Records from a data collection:
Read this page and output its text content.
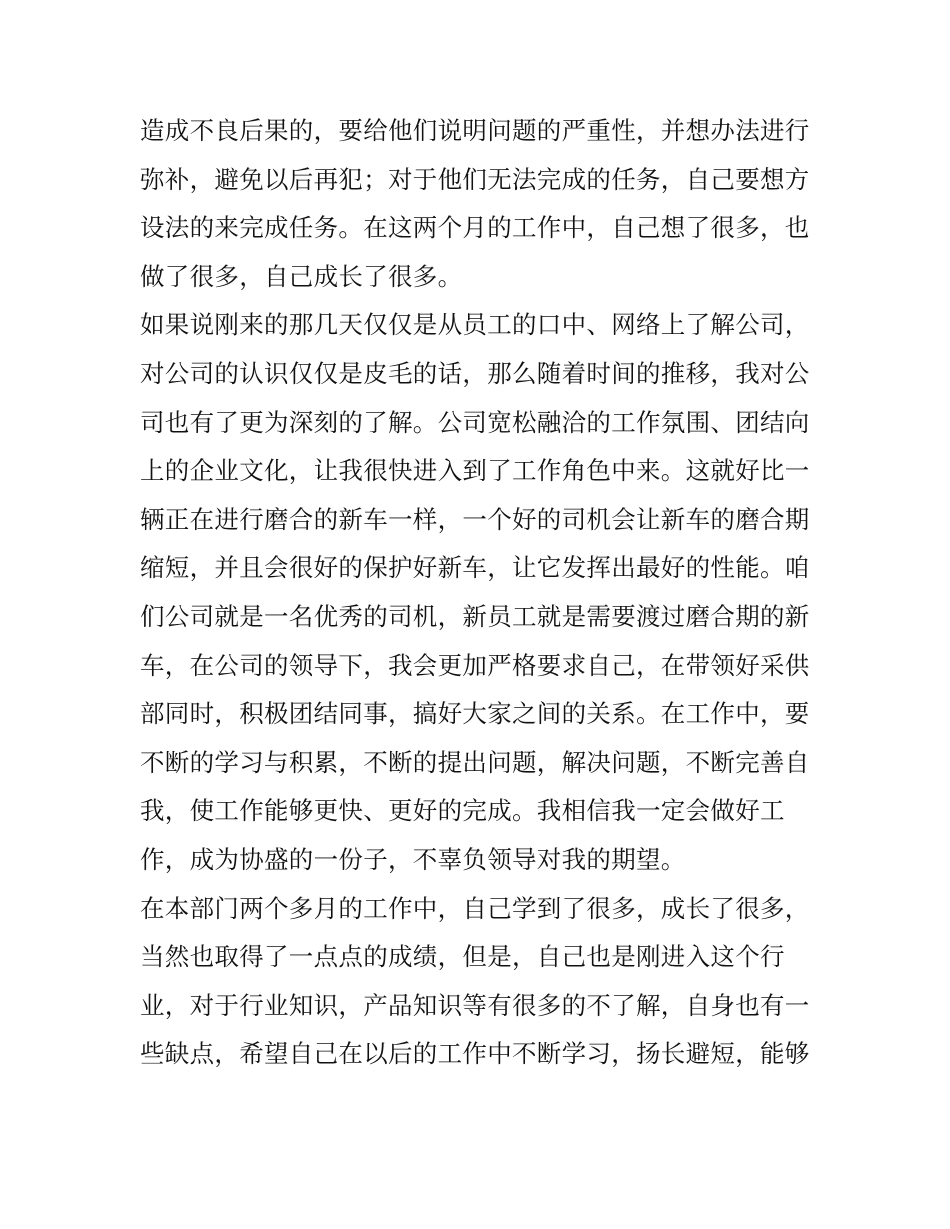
造成不良后果的，要给他们说明问题的严重性，并想办法进行
弥补，避免以后再犯；对于他们无法完成的任务，自己要想方
设法的来完成任务。在这两个月的工作中，自己想了很多，也
做了很多，自己成长了很多。
如果说刚来的那几天仅仅是从员工的口中、网络上了解公司，
对公司的认识仅仅是皮毛的话，那么随着时间的推移，我对公
司也有了更为深刻的了解。公司宽松融洽的工作氛围、团结向
上的企业文化，让我很快进入到了工作角色中来。这就好比一
辆正在进行磨合的新车一样，一个好的司机会让新车的磨合期
缩短，并且会很好的保护好新车，让它发挥出最好的性能。咱
们公司就是一名优秀的司机，新员工就是需要渡过磨合期的新
车，在公司的领导下，我会更加严格要求自己，在带领好采供
部同时，积极团结同事，搞好大家之间的关系。在工作中，要
不断的学习与积累，不断的提出问题，解决问题，不断完善自
我，使工作能够更快、更好的完成。我相信我一定会做好工
作，成为协盛的一份子，不辜负领导对我的期望。
在本部门两个多月的工作中，自己学到了很多，成长了很多，
当然也取得了一点点的成绩，但是，自己也是刚进入这个行
业，对于行业知识，产品知识等有很多的不了解，自身也有一
些缺点，希望自己在以后的工作中不断学习，扬长避短，能够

Task instructions: Extract the text of all the records above verbatim, excluding pictures.

Result of this exercise:
Read this page and output its text content.
造成不良后果的，要给他们说明问题的严重性，并想办法进行
弥补，避免以后再犯；对于他们无法完成的任务，自己要想方
设法的来完成任务。在这两个月的工作中，自己想了很多，也
做了很多，自己成长了很多。
如果说刚来的那几天仅仅是从员工的口中、网络上了解公司，
对公司的认识仅仅是皮毛的话，那么随着时间的推移，我对公
司也有了更为深刻的了解。公司宽松融洽的工作氛围、团结向
上的企业文化，让我很快进入到了工作角色中来。这就好比一
辆正在进行磨合的新车一样，一个好的司机会让新车的磨合期
缩短，并且会很好的保护好新车，让它发挥出最好的性能。咱
们公司就是一名优秀的司机，新员工就是需要渡过磨合期的新
车，在公司的领导下，我会更加严格要求自己，在带领好采供
部同时，积极团结同事，搞好大家之间的关系。在工作中，要
不断的学习与积累，不断的提出问题，解决问题，不断完善自
我，使工作能够更快、更好的完成。我相信我一定会做好工
作，成为协盛的一份子，不辜负领导对我的期望。
在本部门两个多月的工作中，自己学到了很多，成长了很多，
当然也取得了一点点的成绩，但是，自己也是刚进入这个行
业，对于行业知识，产品知识等有很多的不了解，自身也有一
些缺点，希望自己在以后的工作中不断学习，扬长避短，能够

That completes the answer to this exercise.